Problem to work on →
Determine the number of lines in these entries that hold the word "user". Give the number and nothing more.

--- Provided information Enclosed Below ---

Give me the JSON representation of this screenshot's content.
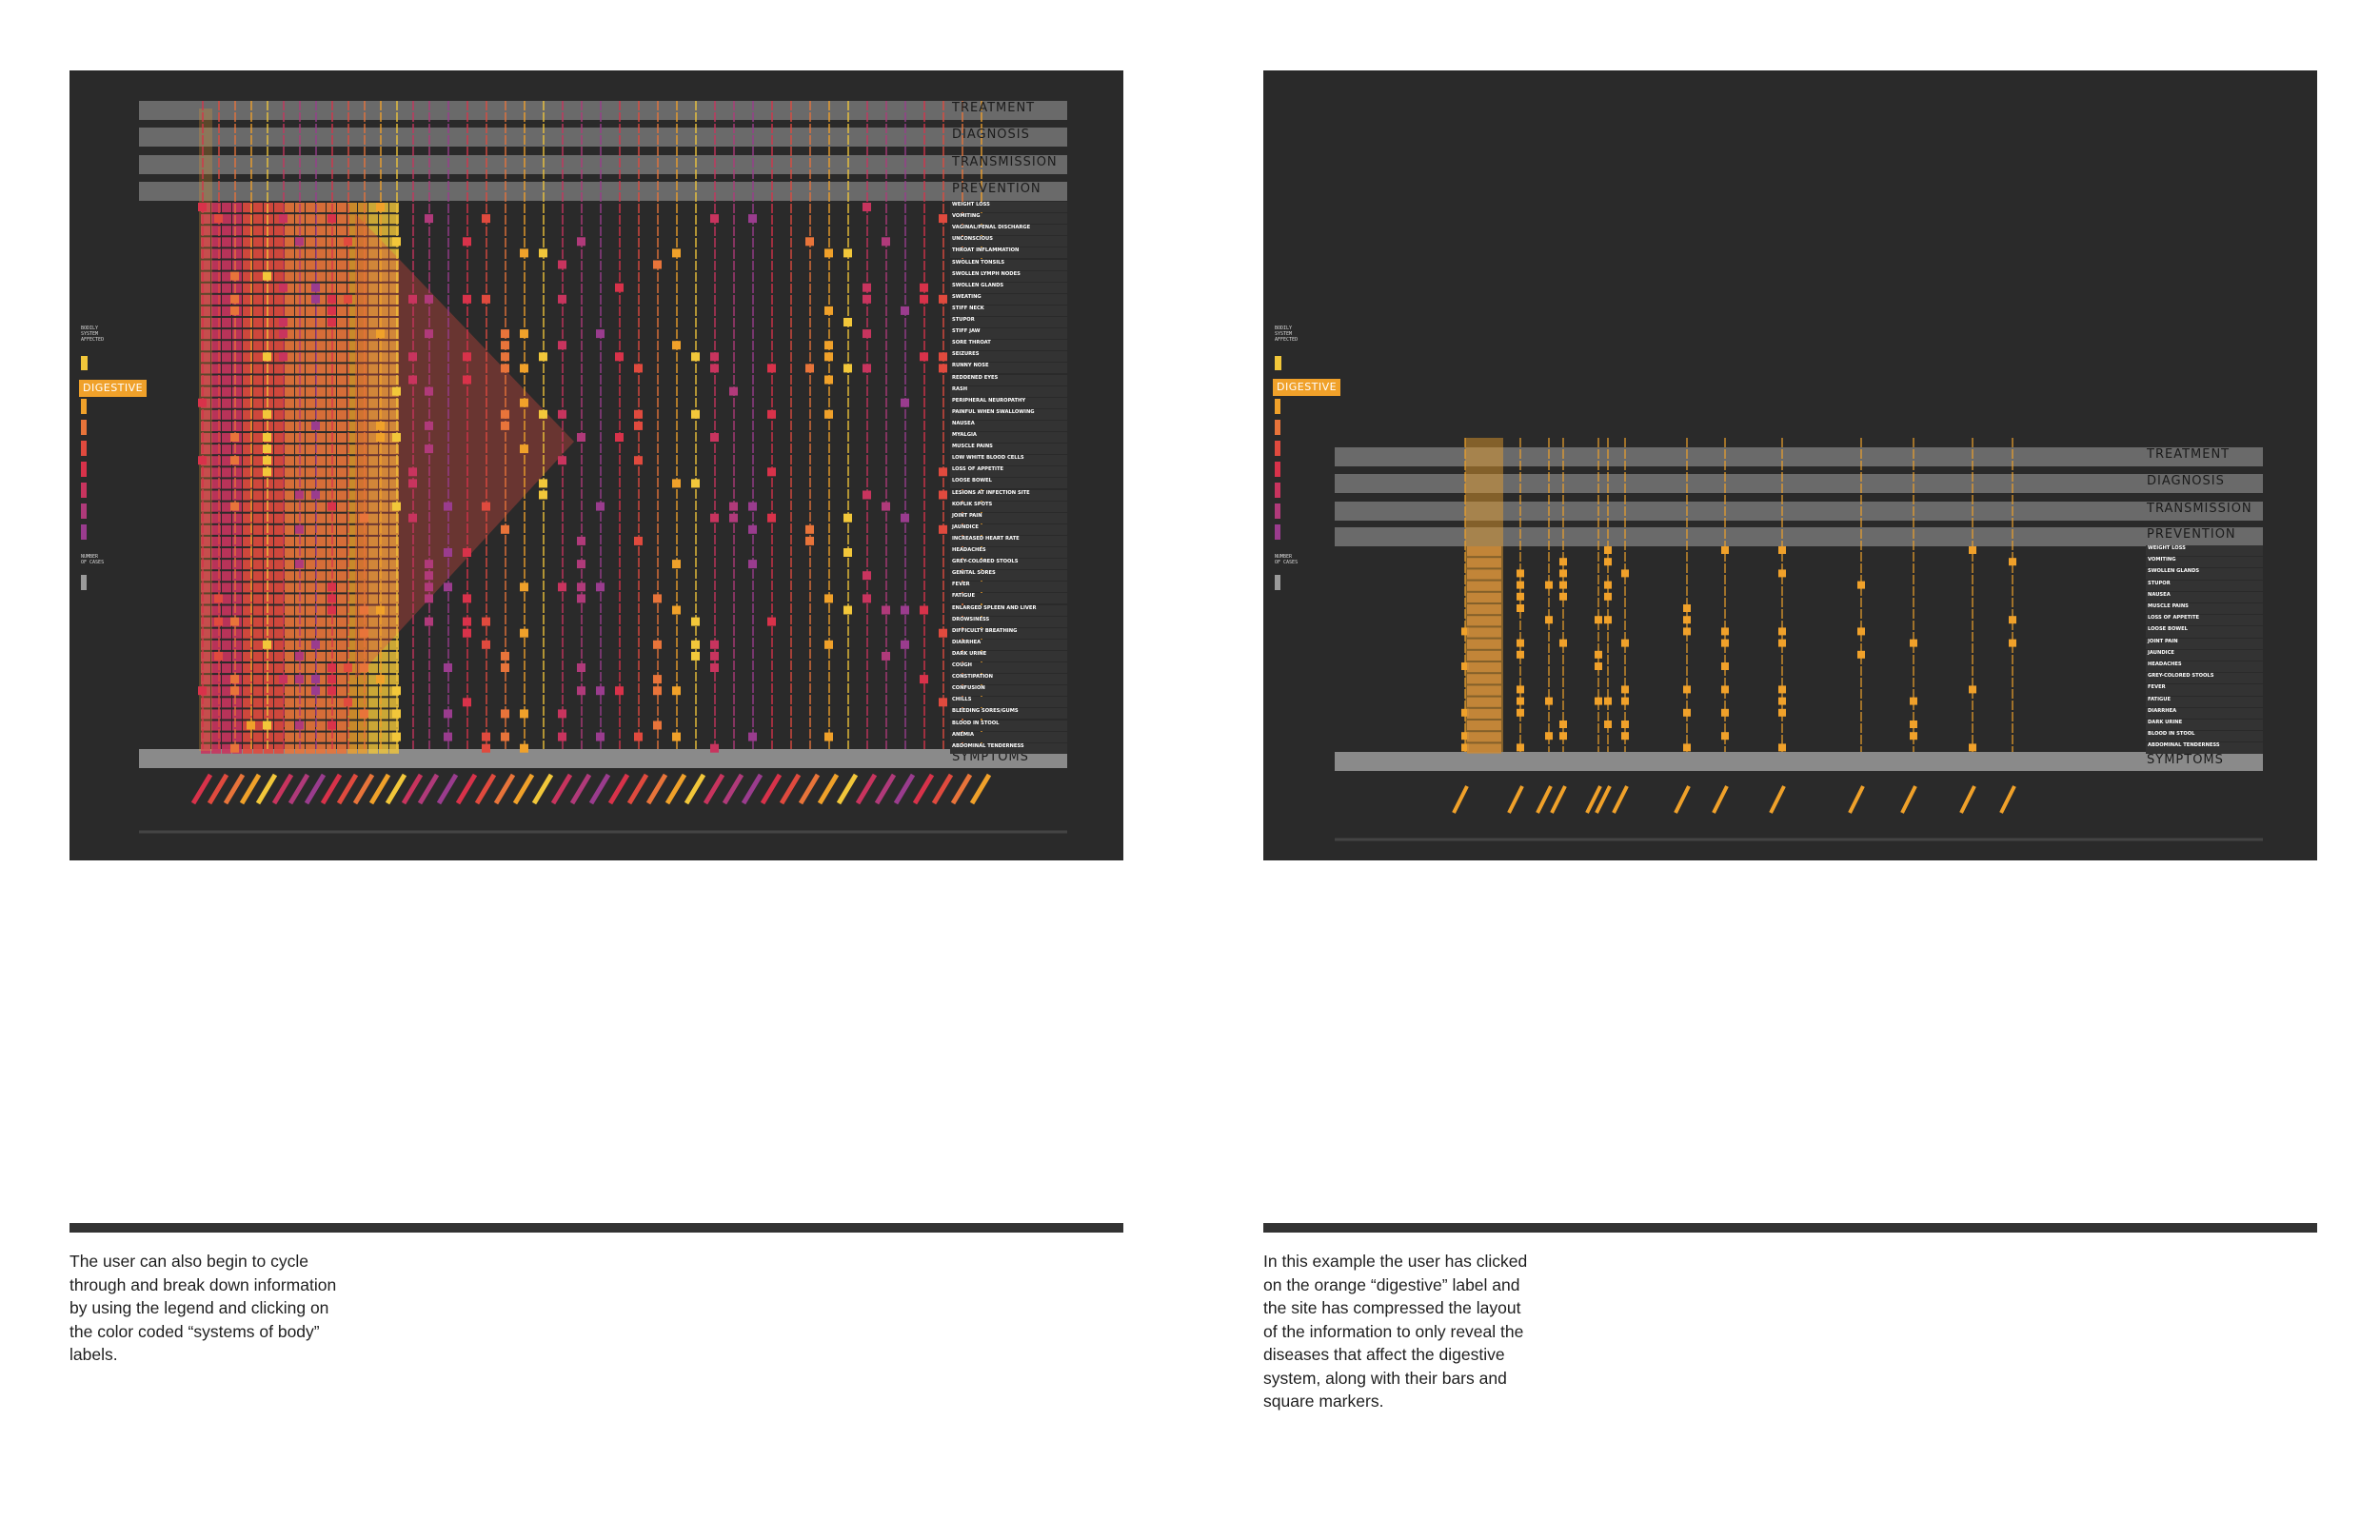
{
  "left_panel": {
    "categories": [
      "TREATMENT",
      "DIAGNOSIS",
      "TRANSMISSION",
      "PREVENTION"
    ],
    "footer_label": "SYMPTOMS",
    "legend_title": "BODILY\nSYSTEM\nAFFECTED",
    "legend_selected": "DIGESTIVE",
    "legend_cases_title": "NUMBER\nOF CASES",
    "symptoms": [
      "WEIGHT LOSS",
      "VOMITING",
      "VAGINAL/PENAL DISCHARGE",
      "UNCONSCIOUS",
      "THROAT INFLAMMATION",
      "SWOLLEN TONSILS",
      "SWOLLEN LYMPH NODES",
      "SWOLLEN GLANDS",
      "SWEATING",
      "STIFF NECK",
      "STUPOR",
      "STIFF JAW",
      "SORE THROAT",
      "SEIZURES",
      "RUNNY NOSE",
      "REDDENED EYES",
      "RASH",
      "PERIPHERAL NEUROPATHY",
      "PAINFUL WHEN SWALLOWING",
      "NAUSEA",
      "MYALGIA",
      "MUSCLE PAINS",
      "LOW WHITE BLOOD CELLS",
      "LOSS OF APPETITE",
      "LOOSE BOWEL",
      "LESIONS AT INFECTION SITE",
      "KOPLIK SPOTS",
      "JOINT PAIN",
      "JAUNDICE",
      "INCREASED HEART RATE",
      "HEADACHES",
      "GREY-COLORED STOOLS",
      "GENITAL SORES",
      "FEVER",
      "FATIGUE",
      "ENLARGED SPLEEN AND LIVER",
      "DROWSINESS",
      "DIFFICULTY BREATHING",
      "DIARRHEA",
      "DARK URINE",
      "COUGH",
      "CONSTIPATION",
      "CONFUSION",
      "CHILLS",
      "BLEEDING SORES/GUMS",
      "BLOOD IN STOOL",
      "ANEMIA",
      "ABDOMINAL TENDERNESS"
    ]
  },
  "right_panel": {
    "categories": [
      "TREATMENT",
      "DIAGNOSIS",
      "TRANSMISSION",
      "PREVENTION"
    ],
    "footer_label": "SYMPTOMS",
    "legend_title": "BODILY\nSYSTEM\nAFFECTED",
    "legend_selected": "DIGESTIVE",
    "legend_cases_title": "NUMBER\nOF CASES",
    "symptoms": [
      "WEIGHT LOSS",
      "VOMITING",
      "SWOLLEN GLANDS",
      "STUPOR",
      "NAUSEA",
      "MUSCLE PAINS",
      "LOSS OF APPETITE",
      "LOOSE BOWEL",
      "JOINT PAIN",
      "JAUNDICE",
      "HEADACHES",
      "GREY-COLORED STOOLS",
      "FEVER",
      "FATIGUE",
      "DIARRHEA",
      "DARK URINE",
      "BLOOD IN STOOL",
      "ABDOMINAL TENDERNESS"
    ]
  },
  "captions": {
    "left": "The user can also begin to cycle\nthrough and break down information\nby using the legend and  clicking on\nthe color coded “systems of body”\nlabels.",
    "right": "In this example the user has clicked\non the orange “digestive” label and\nthe site has compressed the layout\nof the information to only reveal the\ndiseases that affect the digestive\nsystem, along with their bars and\nsquare markers."
  },
  "colors": {
    "panel_bg": "#2a2a2a",
    "header_bar": "#6a6a6a",
    "symptoms_bar": "#8a8a8a",
    "digestive": "#f0a12a",
    "legend_swatches": [
      "#f2c73a",
      "#f0a12a",
      "#e8743a",
      "#e04a3e",
      "#d8324a",
      "#c8345e",
      "#b03a7a",
      "#9a3c8e"
    ]
  }
}
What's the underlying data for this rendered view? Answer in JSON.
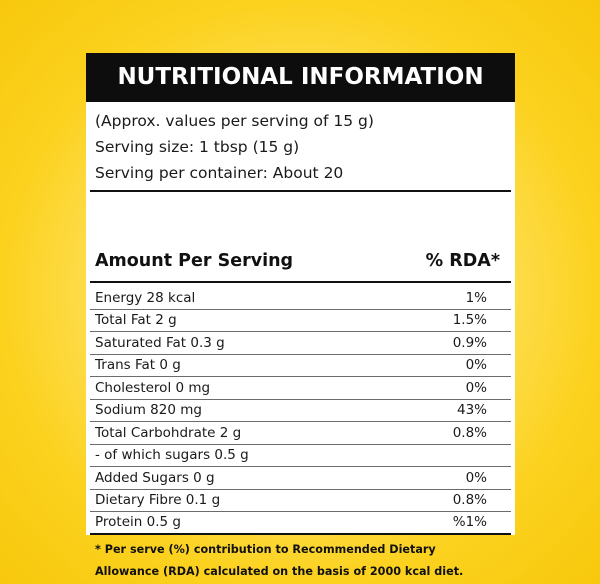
{
  "label": {
    "title": "NUTRITIONAL INFORMATION",
    "serving": {
      "approx": "(Approx. values per serving of 15 g)",
      "size": "Serving size: 1 tbsp (15 g)",
      "per_container": "Serving per container: About 20"
    },
    "amount_header": "Amount Per Serving",
    "rda_header": "% RDA*",
    "nutrients": [
      {
        "name": "Energy 28 kcal",
        "rda": "1%"
      },
      {
        "name": "Total Fat 2 g",
        "rda": "1.5%"
      },
      {
        "name": "Saturated Fat 0.3 g",
        "rda": "0.9%"
      },
      {
        "name": "Trans Fat 0 g",
        "rda": "0%"
      },
      {
        "name": "Cholesterol 0 mg",
        "rda": "0%"
      },
      {
        "name": "Sodium 820 mg",
        "rda": "43%"
      },
      {
        "name": "Total Carbohdrate 2 g",
        "rda": "0.8%"
      },
      {
        "name": "- of which sugars 0.5 g",
        "rda": ""
      },
      {
        "name": "Added Sugars 0 g",
        "rda": "0%"
      },
      {
        "name": "Dietary Fibre 0.1 g",
        "rda": "0.8%"
      },
      {
        "name": "Protein 0.5 g",
        "rda": "%1%"
      }
    ],
    "footnote": {
      "line1": "* Per serve (%) contribution to Recommended Dietary",
      "line2": "Allowance (RDA) calculated on the basis of 2000 kcal diet."
    }
  },
  "colors": {
    "background": "#fcd21f",
    "header_bg": "#0d0d0d",
    "header_text": "#ffffff",
    "card_bg": "#ffffff"
  }
}
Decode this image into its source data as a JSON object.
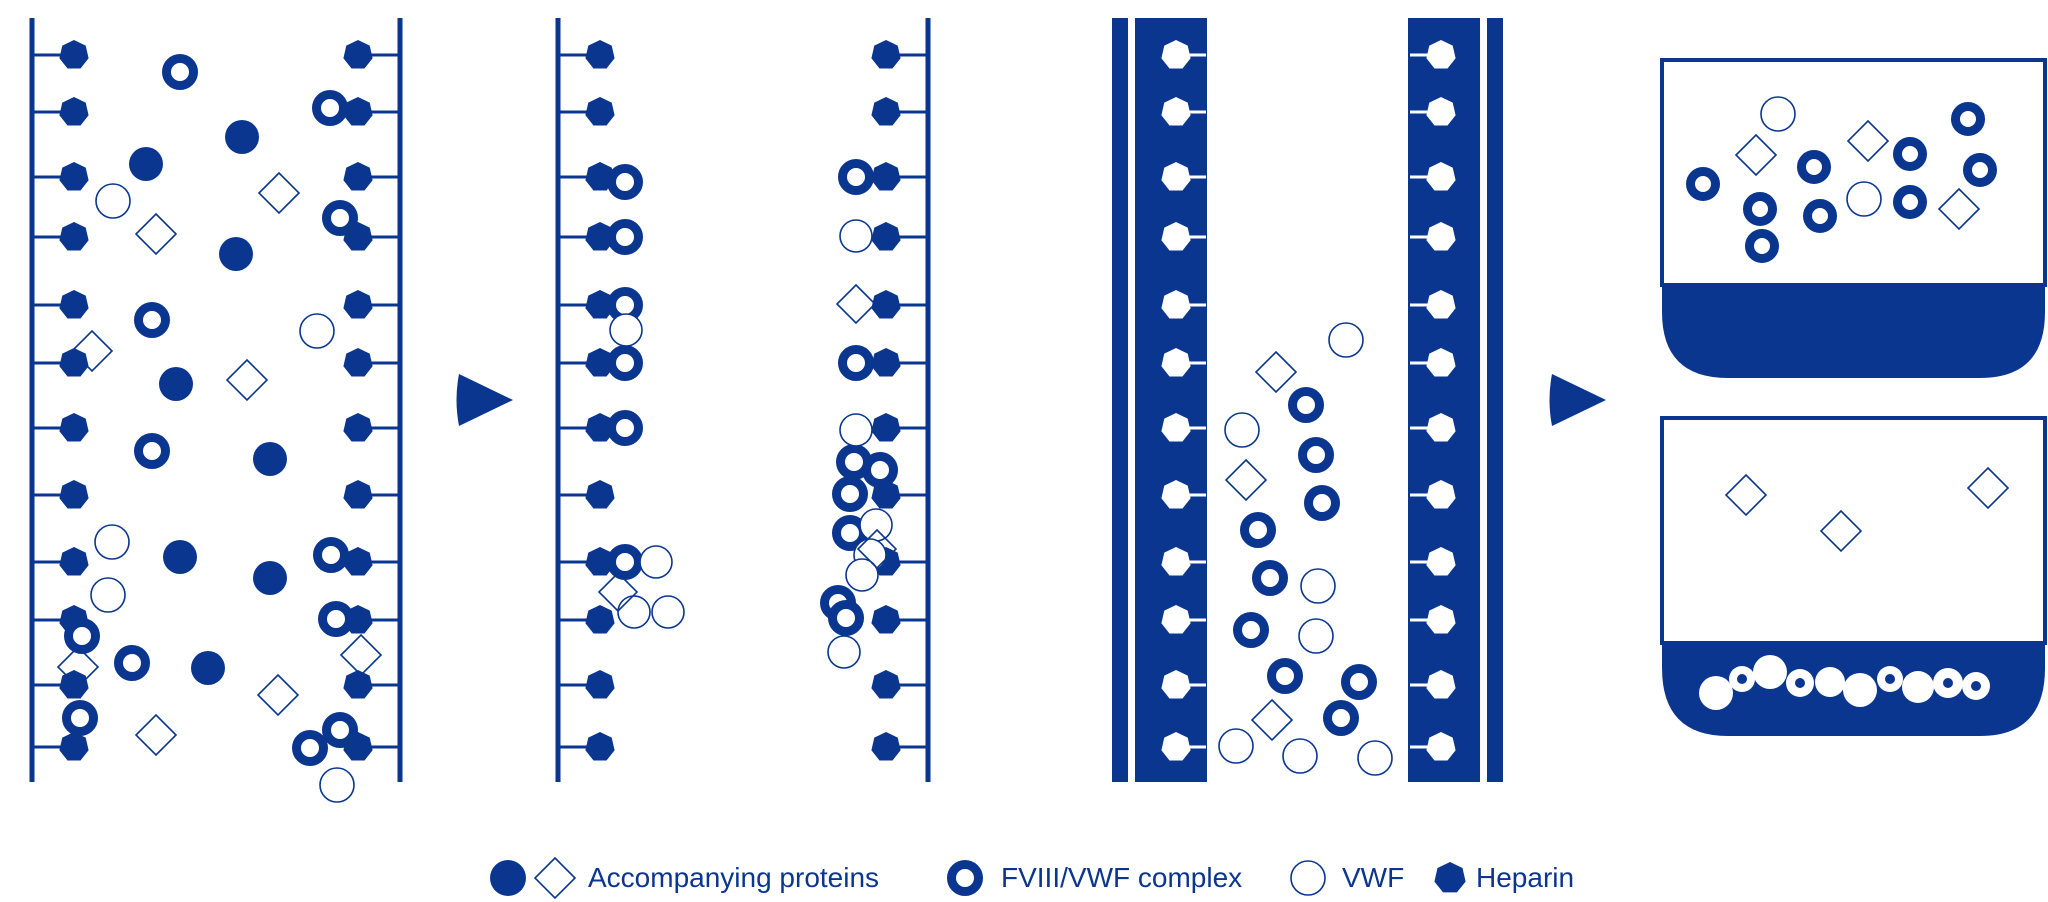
{
  "colors": {
    "primary": "#0a3690",
    "background": "#ffffff"
  },
  "icons": {
    "dot": "filled-circle-icon",
    "diamond": "hollow-diamond-icon",
    "ring": "ring-icon",
    "open_circle": "hollow-circle-icon",
    "hex": "heptagon-icon",
    "arrow": "play-triangle-icon"
  },
  "legend": {
    "accompanying_proteins": "Accompanying proteins",
    "fviii_vwf_complex": "FVIII/VWF complex",
    "vwf": "VWF",
    "heparin": "Heparin"
  }
}
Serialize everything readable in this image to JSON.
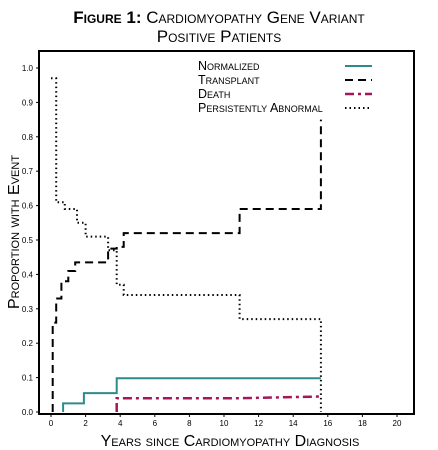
{
  "chart_data": {
    "type": "line",
    "title_prefix": "Figure 1:",
    "title_rest": "Cardiomyopathy Gene Variant",
    "title_line2": "Positive Patients",
    "xlabel": "Years since Cardiomyopathy Diagnosis",
    "ylabel": "Proportion with Event",
    "xlim": [
      -1,
      21
    ],
    "ylim": [
      0,
      1.05
    ],
    "x_ticks": [
      0,
      2,
      4,
      6,
      8,
      10,
      12,
      14,
      16,
      18,
      20
    ],
    "y_ticks": [
      0.0,
      0.1,
      0.2,
      0.3,
      0.4,
      0.5,
      0.6,
      0.7,
      0.8,
      0.9,
      1.0
    ],
    "y_tick_labels": [
      "0.0",
      "0.1",
      "0.2",
      "0.3",
      "0.4",
      "0.5",
      "0.6",
      "0.7",
      "0.8",
      "0.9",
      "1.0"
    ],
    "legend_position": "top-right",
    "series": [
      {
        "name": "Normalized",
        "color": "#2e8b8b",
        "style": "solid",
        "x": [
          0.7,
          0.7,
          1.9,
          1.9,
          3.8,
          3.8,
          15.6
        ],
        "y": [
          0.0,
          0.025,
          0.025,
          0.055,
          0.055,
          0.098,
          0.098
        ]
      },
      {
        "name": "Transplant",
        "color": "#000000",
        "style": "dashed",
        "x": [
          0.1,
          0.1,
          0.3,
          0.3,
          0.6,
          0.6,
          1.0,
          1.0,
          1.4,
          1.4,
          3.3,
          3.3,
          3.8,
          3.8,
          4.2,
          4.2,
          10.9,
          10.9,
          15.6,
          15.6
        ],
        "y": [
          0.0,
          0.26,
          0.26,
          0.33,
          0.33,
          0.38,
          0.38,
          0.41,
          0.41,
          0.435,
          0.435,
          0.475,
          0.475,
          0.48,
          0.48,
          0.52,
          0.52,
          0.59,
          0.59,
          0.85
        ]
      },
      {
        "name": "Death",
        "color": "#a3165a",
        "style": "dashdot",
        "x": [
          3.8,
          3.8,
          10.9,
          15.6
        ],
        "y": [
          0.0,
          0.04,
          0.04,
          0.045
        ]
      },
      {
        "name": "Persistently Abnormal",
        "color": "#000000",
        "style": "dotted",
        "x": [
          0.0,
          0.0,
          0.3,
          0.3,
          0.8,
          0.8,
          1.5,
          1.5,
          2.0,
          2.0,
          3.3,
          3.3,
          3.8,
          3.8,
          4.2,
          4.2,
          10.9,
          10.9,
          15.6,
          15.6
        ],
        "y": [
          0.97,
          0.97,
          0.97,
          0.61,
          0.61,
          0.59,
          0.59,
          0.55,
          0.55,
          0.51,
          0.51,
          0.47,
          0.47,
          0.37,
          0.37,
          0.34,
          0.34,
          0.27,
          0.27,
          0.0
        ]
      }
    ]
  }
}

--- End of Enclosed Provided information ---

Result for this exercise →
2